空を飛び、海も航行する空中船ですが、地上に着陸することも多いのです。その際、胴体着陸では傷んでしまいますので、このような着陸用の脚が必要になるのです。飛行中はただのお荷物ですので、翼の形状をとることで多少は舵として役立てよう、という設定です。

切り出し

着陸翼脚の形状にあわせて、バルサ材の板を切り出します。
翼というパーツの厚みを、板材の厚みで表現してしまおうというのは、かなり荒っぽい思考でした。丈夫なのはいいのですが、やはり重過ぎます。

3枚の翼

この機体の翼脚は、左右に一対、尾翼として1枚の、計3枚です。
全木製で、かなりゴツいですね。はしっこについている球体関節状のものは、本体とのジョイント部です。100均で買った「自由に角度を変えられるペンライト」の軸受けパーツをもぎとって使用しています。球体ジョイントですので、角度だけでなく、回転方向にも向きを変えることができます。ただ、パーツが重過ぎて、この部品の摩擦固定力では不足でした。真横に伸ばした状態などでは、重力に負けて下がってきてしまうこともあります。

板金

表面は薄い金属板を貼り重ねている、という設定です。
コピー用紙を切ったものを、それらしく重ね貼りしていきます。

本体に近いところ

本体側に近いところです。
たぶんメンテナンス時などに、整備員が乗ったりする必要があると思い、ハッチと手すりをつけました。

本体とのジョイント

本体とのジョイント部です。
ここは非常に悩み、迷った箇所です。見せるか隠すか。

全体の設計上の矛盾やツジツマあわせが、この箇所に人体の「つむじ」のようにシワヨセとなって押し寄せたかのようです(?)。

実機では油圧のシリンダーや軸受けなどの複雑な構造になっているはずですが、私の技術では、それを可動状態で、しかもそこそこの耐久性のある方法で表現するのは、とてもとても難しい、と判断しました。よって、隠すほうを選びます。

しかし、隠すと簡単に言っても、そう簡単ではありませんでした。合成レザーをなにやら微妙な形状にカットし、糸で縫い合わせ、なんとか稼働範囲はカバーできるようにしました。これは「もう一度やれ」といわれても、できないかもしれません。許してください。

■構造物


ここからはいよいよお楽しみ、本体や操縦席まわりに取り付けられる機材や装置です。順に見ていきます。

乗員のおっさんが使う銃です。
ストックは折りたたみができ、マガジンも着脱可能です。ウキウキしますね!でも1番の工夫は、この銃の船体への設置方法なんですよ!聞いてくださいよ!

▸ **提示データ**:
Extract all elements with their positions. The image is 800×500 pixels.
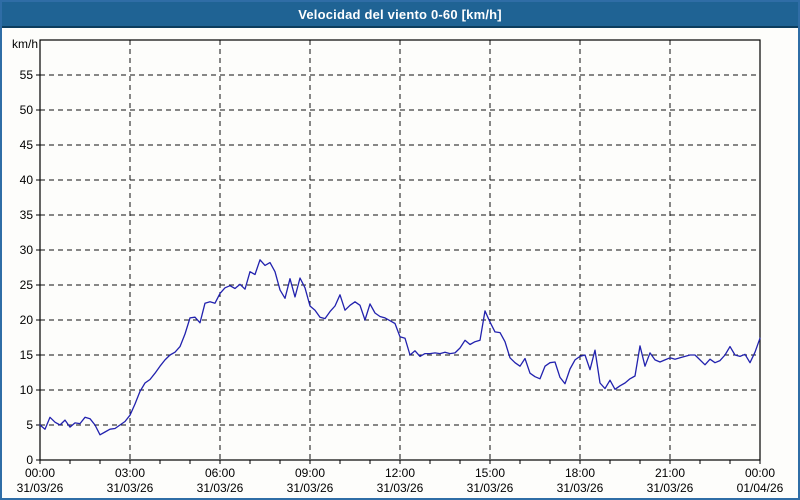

▸ **課題**: 空中船の模型づくりを紹介する本文の続きを、最後の文のあとから書き進めなさい。 上の行は本文とは別の資料である。

▸ **解答**:
操縦席の天井に外から取り付けると、グリップ部分が室内の天井から生える形になり、操縦しながら発砲することができるのです!命中精度はからっきしですが、この機体の唯一の武装として、物語の中では活躍させてやりたいです!!

エンジン

エンジンです。
エンジンなので、もっと船体の内側に収容されるほうが安全だとは思いますが、この機体は一人乗りのため、操縦や整備もすべて一人でやる必要があります。なのであえて、甲板上に剥き出しの配置にすることで、メンテナンス上のアクセス性を優先した、という設定になっています。

なわばしこ

縄梯子なわばしごと巻き上げ機です。
小さいハンドルがついていますよね。これ、ちゃんと巻き上げできるんですよ!!

旗立て機

これは旗竿を立てる装置です。
これ、折りたたみ式なんですよ!でも実際の作動は、文章ではちょっと説明がむずかしいです。いつか動画などでUPしたいです。

ボート
巻き上げ機

ボートと巻き上げ機です。
これも実際に巻き上げ動作ができ、アームを折りたたんで、ボートを前部甲板に固定することができます。

小物

これは小物です。
ハンマー、スコップ、斧です。

前照灯

前照灯です。
上下方向にだけ可動できます。

ソリ

着陸翼脚の追加パーツのソリです。
滅多にないですが、着陸状態の翼脚にこれを取り付け、積雪の平原を走っていく・・・、とかいうシーンを妄想しながら作りました。
普段はどこに積んでるんでしょうね。

構造物集合

ボート以外の構造物の集合です。

■地面


展示用の土台となる、地面パーツです。
石畳の地面を表現しています。

これは餅です。
ではなくてですね、石粉粘土で石畳の石材を1枚ずつ作成しています。石の質を変えたり、ひび割れを入れたり、少しずつ表現を変えています。この「ひび割れ」の表現が、とても難しかったのを覚えています。

木枠に入れる

木枠の中に敷き詰めていきます。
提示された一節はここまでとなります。